(Sobre el ejercicio): Transcribe sin cambios el trozo del fragmento sobre la casa de la familia que empieza con "La entrada a" y sigue hasta "neblina cubría todo.".

(Fragmento dado):

La entrada a sus terrenos era una reja bien fuerte con un camino cementado debido a lo inclinado de esas laderas de las montañas mirandinas, luego de estacionar justo al lado de la casa mayor se veía la tela de mosquitero en los pasillos que circundaban el techo a dos aguas. Primero estaba la oficina próxima a la puerta principal que no lucia con la rigidez administrativa de la palabra oficina, luego venia una sala central con comedor, habitaciones grandes a los costados, cocina y patio trasero. Se dormía muy acogedor con el frío del lugar… y a veces la neblina cubría todo.

A los lados de la casa mi abuela Carmen había sembrado todo de flores, matas ornamentales y alguna que otra de sus hierbas medicinales. Justo en el inicio de la pendiente había una escalera que te llevaba a la pila que mandó construir mi papá, no es la piscina que todos conocemos escavada en la superficie, era un cuadrilátero grande de ladrillos con cemento bien frisado donde gozábamos.

Al frente de la vivienda estaba la granja de gallinas ponedoras, era un enorme galpón con más de dos mil aves a mi cálculo, perfectamente alineadas en mallas que les permitía alimentarse, caminar un buen espacio entre ellas, tomar agua y dejar sus huevos. Antes de entrar al galpón se sentía el cacareo que a veces era ensordecedor más un aroma a plumas bastante soportable ya que te hacía sentir en algo productivo y con un fin benéfico. Entre el galpón y la casa había otro terreno para estacionar o dejar materiales de trabajo que era el lugar de juego cuando los camiones descargaban una pequeña montaña de tierra y piedras, excelente juguete para quienes se creen ingenieros. Soñábamos que construíamos carreteras y puentes por donde pasaban nuestros carritos. Desde allí mi tío Raimundo Agudo, quien era excelente dibujante, pintó un boceto a lápiz de la vivienda que luego le dio color en un bello cuadrito que conserva mi hermano Carlos Miguel.

(El material):

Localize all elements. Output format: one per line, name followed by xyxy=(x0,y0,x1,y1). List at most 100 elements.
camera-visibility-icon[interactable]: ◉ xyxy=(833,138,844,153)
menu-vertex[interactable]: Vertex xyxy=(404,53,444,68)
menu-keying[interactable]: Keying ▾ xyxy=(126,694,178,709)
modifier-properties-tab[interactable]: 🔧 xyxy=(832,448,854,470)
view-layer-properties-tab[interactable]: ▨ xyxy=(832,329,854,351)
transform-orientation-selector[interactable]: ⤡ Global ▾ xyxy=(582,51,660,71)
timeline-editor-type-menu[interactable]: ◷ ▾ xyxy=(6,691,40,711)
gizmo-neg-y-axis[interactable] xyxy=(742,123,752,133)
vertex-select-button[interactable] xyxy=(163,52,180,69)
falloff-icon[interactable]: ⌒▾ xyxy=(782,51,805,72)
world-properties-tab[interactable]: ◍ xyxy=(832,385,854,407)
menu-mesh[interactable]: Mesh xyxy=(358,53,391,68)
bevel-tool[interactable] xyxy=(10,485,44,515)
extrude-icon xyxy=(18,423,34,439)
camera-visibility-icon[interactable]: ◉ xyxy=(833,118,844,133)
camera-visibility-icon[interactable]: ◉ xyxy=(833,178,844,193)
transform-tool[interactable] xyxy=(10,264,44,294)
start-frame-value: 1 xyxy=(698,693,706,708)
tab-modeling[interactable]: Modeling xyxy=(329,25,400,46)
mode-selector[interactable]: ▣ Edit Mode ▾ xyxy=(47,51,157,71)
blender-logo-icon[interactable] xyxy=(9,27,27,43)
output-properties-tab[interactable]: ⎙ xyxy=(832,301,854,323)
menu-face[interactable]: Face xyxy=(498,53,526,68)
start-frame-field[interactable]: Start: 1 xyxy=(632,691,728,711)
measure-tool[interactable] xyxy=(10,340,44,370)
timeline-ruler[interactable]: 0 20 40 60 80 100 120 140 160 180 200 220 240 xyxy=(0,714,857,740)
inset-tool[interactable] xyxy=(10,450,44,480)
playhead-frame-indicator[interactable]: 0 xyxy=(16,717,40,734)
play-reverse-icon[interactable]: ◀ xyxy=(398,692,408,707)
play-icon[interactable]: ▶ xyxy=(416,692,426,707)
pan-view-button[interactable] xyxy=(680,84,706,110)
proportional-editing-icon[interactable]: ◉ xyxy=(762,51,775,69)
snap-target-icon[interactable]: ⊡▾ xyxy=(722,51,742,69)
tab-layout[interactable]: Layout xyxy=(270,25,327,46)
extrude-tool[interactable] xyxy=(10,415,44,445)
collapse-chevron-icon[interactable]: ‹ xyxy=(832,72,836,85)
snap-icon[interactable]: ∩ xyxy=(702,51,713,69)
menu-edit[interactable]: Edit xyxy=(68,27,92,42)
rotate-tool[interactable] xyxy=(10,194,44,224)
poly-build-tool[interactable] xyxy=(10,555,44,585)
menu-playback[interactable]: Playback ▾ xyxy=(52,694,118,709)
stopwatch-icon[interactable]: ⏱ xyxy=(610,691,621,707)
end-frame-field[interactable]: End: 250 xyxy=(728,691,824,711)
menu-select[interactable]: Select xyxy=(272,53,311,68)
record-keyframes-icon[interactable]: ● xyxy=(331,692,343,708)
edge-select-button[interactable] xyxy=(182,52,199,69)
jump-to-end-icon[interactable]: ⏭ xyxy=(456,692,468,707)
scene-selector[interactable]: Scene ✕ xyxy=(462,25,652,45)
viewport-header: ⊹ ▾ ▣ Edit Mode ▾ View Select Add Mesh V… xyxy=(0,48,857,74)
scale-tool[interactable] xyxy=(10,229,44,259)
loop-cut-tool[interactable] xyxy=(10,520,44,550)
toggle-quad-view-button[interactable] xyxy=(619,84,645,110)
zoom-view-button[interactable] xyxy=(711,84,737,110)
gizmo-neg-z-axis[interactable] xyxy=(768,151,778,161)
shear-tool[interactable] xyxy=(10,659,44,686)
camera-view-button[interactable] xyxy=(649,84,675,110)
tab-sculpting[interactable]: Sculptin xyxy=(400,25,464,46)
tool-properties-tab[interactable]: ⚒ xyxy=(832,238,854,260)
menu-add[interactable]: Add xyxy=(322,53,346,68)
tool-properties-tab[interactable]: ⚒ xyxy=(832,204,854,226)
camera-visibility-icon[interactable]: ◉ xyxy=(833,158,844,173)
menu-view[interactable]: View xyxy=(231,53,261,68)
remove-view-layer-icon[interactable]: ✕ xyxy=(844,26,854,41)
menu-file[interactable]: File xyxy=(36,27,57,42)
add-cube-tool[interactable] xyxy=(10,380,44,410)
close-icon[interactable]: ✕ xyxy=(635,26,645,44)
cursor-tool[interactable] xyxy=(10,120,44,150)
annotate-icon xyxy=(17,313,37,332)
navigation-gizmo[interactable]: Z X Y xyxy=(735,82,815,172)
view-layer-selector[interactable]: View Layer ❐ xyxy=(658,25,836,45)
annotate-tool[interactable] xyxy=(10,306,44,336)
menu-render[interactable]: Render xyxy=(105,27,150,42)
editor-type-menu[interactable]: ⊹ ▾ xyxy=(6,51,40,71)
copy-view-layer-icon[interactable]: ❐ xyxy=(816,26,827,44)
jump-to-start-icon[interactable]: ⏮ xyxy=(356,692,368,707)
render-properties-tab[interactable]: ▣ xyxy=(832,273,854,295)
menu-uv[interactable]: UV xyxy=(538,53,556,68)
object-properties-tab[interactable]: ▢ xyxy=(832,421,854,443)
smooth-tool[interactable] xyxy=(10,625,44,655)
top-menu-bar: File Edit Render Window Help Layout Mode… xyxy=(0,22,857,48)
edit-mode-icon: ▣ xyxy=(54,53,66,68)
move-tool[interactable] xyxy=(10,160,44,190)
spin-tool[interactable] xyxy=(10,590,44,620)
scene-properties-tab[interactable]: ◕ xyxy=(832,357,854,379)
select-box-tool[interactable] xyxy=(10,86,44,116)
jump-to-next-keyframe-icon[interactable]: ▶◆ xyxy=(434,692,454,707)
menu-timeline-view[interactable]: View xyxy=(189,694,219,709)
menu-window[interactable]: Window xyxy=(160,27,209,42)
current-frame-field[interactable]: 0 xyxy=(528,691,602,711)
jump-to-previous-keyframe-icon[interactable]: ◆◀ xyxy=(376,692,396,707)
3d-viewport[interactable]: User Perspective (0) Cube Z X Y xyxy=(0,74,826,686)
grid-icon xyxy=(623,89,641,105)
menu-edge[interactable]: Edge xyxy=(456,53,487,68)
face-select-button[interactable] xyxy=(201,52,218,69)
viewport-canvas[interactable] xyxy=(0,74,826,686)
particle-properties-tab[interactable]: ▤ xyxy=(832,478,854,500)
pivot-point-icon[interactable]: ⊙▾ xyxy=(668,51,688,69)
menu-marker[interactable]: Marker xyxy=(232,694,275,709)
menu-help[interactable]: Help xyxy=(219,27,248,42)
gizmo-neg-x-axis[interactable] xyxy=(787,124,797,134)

(Respuesta final):
La entrada a sus terrenos era una reja bien fuerte con un camino cementado debido a lo inclinado de esas laderas de las montañas mirandinas, luego de estacionar justo al lado de la casa mayor se veía la tela de mosquitero en los pasillos que circundaban el techo a dos aguas. Primero estaba la oficina próxima a la puerta principal que no lucia con la rigidez administrativa de la palabra oficina, luego venia una sala central con comedor, habitaciones grandes a los costados, cocina y patio trasero. Se dormía muy acogedor con el frío del lugar… y a veces la neblina cubría todo.